> **EXTRACTED MATERIAL**:
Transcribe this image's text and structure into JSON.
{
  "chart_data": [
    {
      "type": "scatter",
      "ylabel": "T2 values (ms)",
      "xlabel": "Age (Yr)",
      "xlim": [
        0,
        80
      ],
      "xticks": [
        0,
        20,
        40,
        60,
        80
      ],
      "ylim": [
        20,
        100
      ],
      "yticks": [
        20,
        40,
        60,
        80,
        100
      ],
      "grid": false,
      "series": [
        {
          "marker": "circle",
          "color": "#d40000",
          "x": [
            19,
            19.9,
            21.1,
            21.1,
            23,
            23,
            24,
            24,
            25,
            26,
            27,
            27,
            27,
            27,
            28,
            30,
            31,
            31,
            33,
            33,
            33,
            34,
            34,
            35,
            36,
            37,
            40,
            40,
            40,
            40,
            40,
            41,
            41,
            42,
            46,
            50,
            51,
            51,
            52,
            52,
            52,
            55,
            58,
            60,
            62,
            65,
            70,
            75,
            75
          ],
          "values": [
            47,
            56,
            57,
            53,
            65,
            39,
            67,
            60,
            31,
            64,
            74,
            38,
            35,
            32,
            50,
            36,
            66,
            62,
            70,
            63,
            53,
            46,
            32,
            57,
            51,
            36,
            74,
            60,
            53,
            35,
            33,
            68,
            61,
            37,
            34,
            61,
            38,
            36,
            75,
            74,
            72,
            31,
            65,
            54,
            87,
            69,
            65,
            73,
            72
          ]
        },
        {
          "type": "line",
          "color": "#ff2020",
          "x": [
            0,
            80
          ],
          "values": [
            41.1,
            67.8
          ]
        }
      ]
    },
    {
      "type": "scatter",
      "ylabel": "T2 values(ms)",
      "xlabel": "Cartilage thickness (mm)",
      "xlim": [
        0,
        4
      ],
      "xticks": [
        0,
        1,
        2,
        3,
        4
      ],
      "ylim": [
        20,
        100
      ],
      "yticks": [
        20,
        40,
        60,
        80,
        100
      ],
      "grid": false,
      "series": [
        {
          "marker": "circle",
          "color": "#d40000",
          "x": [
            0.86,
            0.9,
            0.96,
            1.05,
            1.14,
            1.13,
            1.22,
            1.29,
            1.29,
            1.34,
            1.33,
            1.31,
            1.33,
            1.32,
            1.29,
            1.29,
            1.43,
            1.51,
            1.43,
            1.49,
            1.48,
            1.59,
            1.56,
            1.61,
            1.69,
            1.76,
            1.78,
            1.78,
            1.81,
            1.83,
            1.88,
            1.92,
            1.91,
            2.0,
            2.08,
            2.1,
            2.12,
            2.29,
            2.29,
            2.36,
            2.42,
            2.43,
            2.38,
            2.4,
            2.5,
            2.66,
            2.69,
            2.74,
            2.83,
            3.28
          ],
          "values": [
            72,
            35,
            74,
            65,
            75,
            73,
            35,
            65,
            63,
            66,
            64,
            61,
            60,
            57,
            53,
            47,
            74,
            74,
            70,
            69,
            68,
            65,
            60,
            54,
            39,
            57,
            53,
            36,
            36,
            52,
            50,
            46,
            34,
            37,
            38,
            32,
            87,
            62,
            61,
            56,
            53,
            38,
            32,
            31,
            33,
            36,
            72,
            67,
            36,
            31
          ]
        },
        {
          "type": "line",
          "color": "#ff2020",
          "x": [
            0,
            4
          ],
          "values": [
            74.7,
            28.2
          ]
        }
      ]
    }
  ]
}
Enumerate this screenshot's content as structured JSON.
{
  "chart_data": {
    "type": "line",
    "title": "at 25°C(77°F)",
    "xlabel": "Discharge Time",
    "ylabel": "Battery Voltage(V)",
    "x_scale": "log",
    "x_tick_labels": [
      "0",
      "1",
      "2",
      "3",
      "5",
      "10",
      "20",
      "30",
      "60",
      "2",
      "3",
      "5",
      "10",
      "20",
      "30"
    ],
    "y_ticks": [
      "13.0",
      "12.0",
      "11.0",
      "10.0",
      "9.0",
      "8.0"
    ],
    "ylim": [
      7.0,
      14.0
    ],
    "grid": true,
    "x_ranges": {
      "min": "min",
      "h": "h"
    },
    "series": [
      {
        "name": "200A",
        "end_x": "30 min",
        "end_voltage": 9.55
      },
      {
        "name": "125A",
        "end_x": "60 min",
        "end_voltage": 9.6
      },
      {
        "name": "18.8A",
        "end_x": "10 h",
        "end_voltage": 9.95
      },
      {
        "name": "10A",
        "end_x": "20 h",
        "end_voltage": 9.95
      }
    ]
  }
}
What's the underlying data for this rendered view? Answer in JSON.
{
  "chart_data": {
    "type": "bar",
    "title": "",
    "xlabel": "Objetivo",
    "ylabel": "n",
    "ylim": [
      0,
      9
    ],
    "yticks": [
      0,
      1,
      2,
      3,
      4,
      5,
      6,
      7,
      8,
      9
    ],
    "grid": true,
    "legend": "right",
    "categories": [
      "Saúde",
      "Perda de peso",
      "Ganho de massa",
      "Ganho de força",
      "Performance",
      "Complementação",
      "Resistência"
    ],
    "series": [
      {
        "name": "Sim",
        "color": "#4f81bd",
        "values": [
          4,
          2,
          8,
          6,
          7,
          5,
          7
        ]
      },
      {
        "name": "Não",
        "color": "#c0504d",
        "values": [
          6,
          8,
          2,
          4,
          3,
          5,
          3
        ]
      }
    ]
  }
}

> **TASK INSTRUCTIONS**: In full and verbatim, repeat the records given above.

> **RESPONSE TO THIS TASK**:
Transcribe this image's text and structure into JSON.
{
  "chart_data": [
    {
      "type": "scatter",
      "ylabel": "T2 values (ms)",
      "xlabel": "Age (Yr)",
      "xlim": [
        0,
        80
      ],
      "xticks": [
        0,
        20,
        40,
        60,
        80
      ],
      "ylim": [
        20,
        100
      ],
      "yticks": [
        20,
        40,
        60,
        80,
        100
      ],
      "grid": false,
      "series": [
        {
          "marker": "circle",
          "color": "#d40000",
          "x": [
            19,
            19.9,
            21.1,
            21.1,
            23,
            23,
            24,
            24,
            25,
            26,
            27,
            27,
            27,
            27,
            28,
            30,
            31,
            31,
            33,
            33,
            33,
            34,
            34,
            35,
            36,
            37,
            40,
            40,
            40,
            40,
            40,
            41,
            41,
            42,
            46,
            50,
            51,
            51,
            52,
            52,
            52,
            55,
            58,
            60,
            62,
            65,
            70,
            75,
            75
          ],
          "values": [
            47,
            56,
            57,
            53,
            65,
            39,
            67,
            60,
            31,
            64,
            74,
            38,
            35,
            32,
            50,
            36,
            66,
            62,
            70,
            63,
            53,
            46,
            32,
            57,
            51,
            36,
            74,
            60,
            53,
            35,
            33,
            68,
            61,
            37,
            34,
            61,
            38,
            36,
            75,
            74,
            72,
            31,
            65,
            54,
            87,
            69,
            65,
            73,
            72
          ]
        },
        {
          "type": "line",
          "color": "#ff2020",
          "x": [
            0,
            80
          ],
          "values": [
            41.1,
            67.8
          ]
        }
      ]
    },
    {
      "type": "scatter",
      "ylabel": "T2 values(ms)",
      "xlabel": "Cartilage thickness (mm)",
      "xlim": [
        0,
        4
      ],
      "xticks": [
        0,
        1,
        2,
        3,
        4
      ],
      "ylim": [
        20,
        100
      ],
      "yticks": [
        20,
        40,
        60,
        80,
        100
      ],
      "grid": false,
      "series": [
        {
          "marker": "circle",
          "color": "#d40000",
          "x": [
            0.86,
            0.9,
            0.96,
            1.05,
            1.14,
            1.13,
            1.22,
            1.29,
            1.29,
            1.34,
            1.33,
            1.31,
            1.33,
            1.32,
            1.29,
            1.29,
            1.43,
            1.51,
            1.43,
            1.49,
            1.48,
            1.59,
            1.56,
            1.61,
            1.69,
            1.76,
            1.78,
            1.78,
            1.81,
            1.83,
            1.88,
            1.92,
            1.91,
            2.0,
            2.08,
            2.1,
            2.12,
            2.29,
            2.29,
            2.36,
            2.42,
            2.43,
            2.38,
            2.4,
            2.5,
            2.66,
            2.69,
            2.74,
            2.83,
            3.28
          ],
          "values": [
            72,
            35,
            74,
            65,
            75,
            73,
            35,
            65,
            63,
            66,
            64,
            61,
            60,
            57,
            53,
            47,
            74,
            74,
            70,
            69,
            68,
            65,
            60,
            54,
            39,
            57,
            53,
            36,
            36,
            52,
            50,
            46,
            34,
            37,
            38,
            32,
            87,
            62,
            61,
            56,
            53,
            38,
            32,
            31,
            33,
            36,
            72,
            67,
            36,
            31
          ]
        },
        {
          "type": "line",
          "color": "#ff2020",
          "x": [
            0,
            4
          ],
          "values": [
            74.7,
            28.2
          ]
        }
      ]
    }
  ]
}
Enumerate this screenshot's content as structured JSON.
{
  "chart_data": {
    "type": "line",
    "title": "at 25°C(77°F)",
    "xlabel": "Discharge Time",
    "ylabel": "Battery Voltage(V)",
    "x_scale": "log",
    "x_tick_labels": [
      "0",
      "1",
      "2",
      "3",
      "5",
      "10",
      "20",
      "30",
      "60",
      "2",
      "3",
      "5",
      "10",
      "20",
      "30"
    ],
    "y_ticks": [
      "13.0",
      "12.0",
      "11.0",
      "10.0",
      "9.0",
      "8.0"
    ],
    "ylim": [
      7.0,
      14.0
    ],
    "grid": true,
    "x_ranges": {
      "min": "min",
      "h": "h"
    },
    "series": [
      {
        "name": "200A",
        "end_x": "30 min",
        "end_voltage": 9.55
      },
      {
        "name": "125A",
        "end_x": "60 min",
        "end_voltage": 9.6
      },
      {
        "name": "18.8A",
        "end_x": "10 h",
        "end_voltage": 9.95
      },
      {
        "name": "10A",
        "end_x": "20 h",
        "end_voltage": 9.95
      }
    ]
  }
}
What's the underlying data for this rendered view? Answer in JSON.
{
  "chart_data": {
    "type": "bar",
    "title": "",
    "xlabel": "Objetivo",
    "ylabel": "n",
    "ylim": [
      0,
      9
    ],
    "yticks": [
      0,
      1,
      2,
      3,
      4,
      5,
      6,
      7,
      8,
      9
    ],
    "grid": true,
    "legend": "right",
    "categories": [
      "Saúde",
      "Perda de peso",
      "Ganho de massa",
      "Ganho de força",
      "Performance",
      "Complementação",
      "Resistência"
    ],
    "series": [
      {
        "name": "Sim",
        "color": "#4f81bd",
        "values": [
          4,
          2,
          8,
          6,
          7,
          5,
          7
        ]
      },
      {
        "name": "Não",
        "color": "#c0504d",
        "values": [
          6,
          8,
          2,
          4,
          3,
          5,
          3
        ]
      }
    ]
  }
}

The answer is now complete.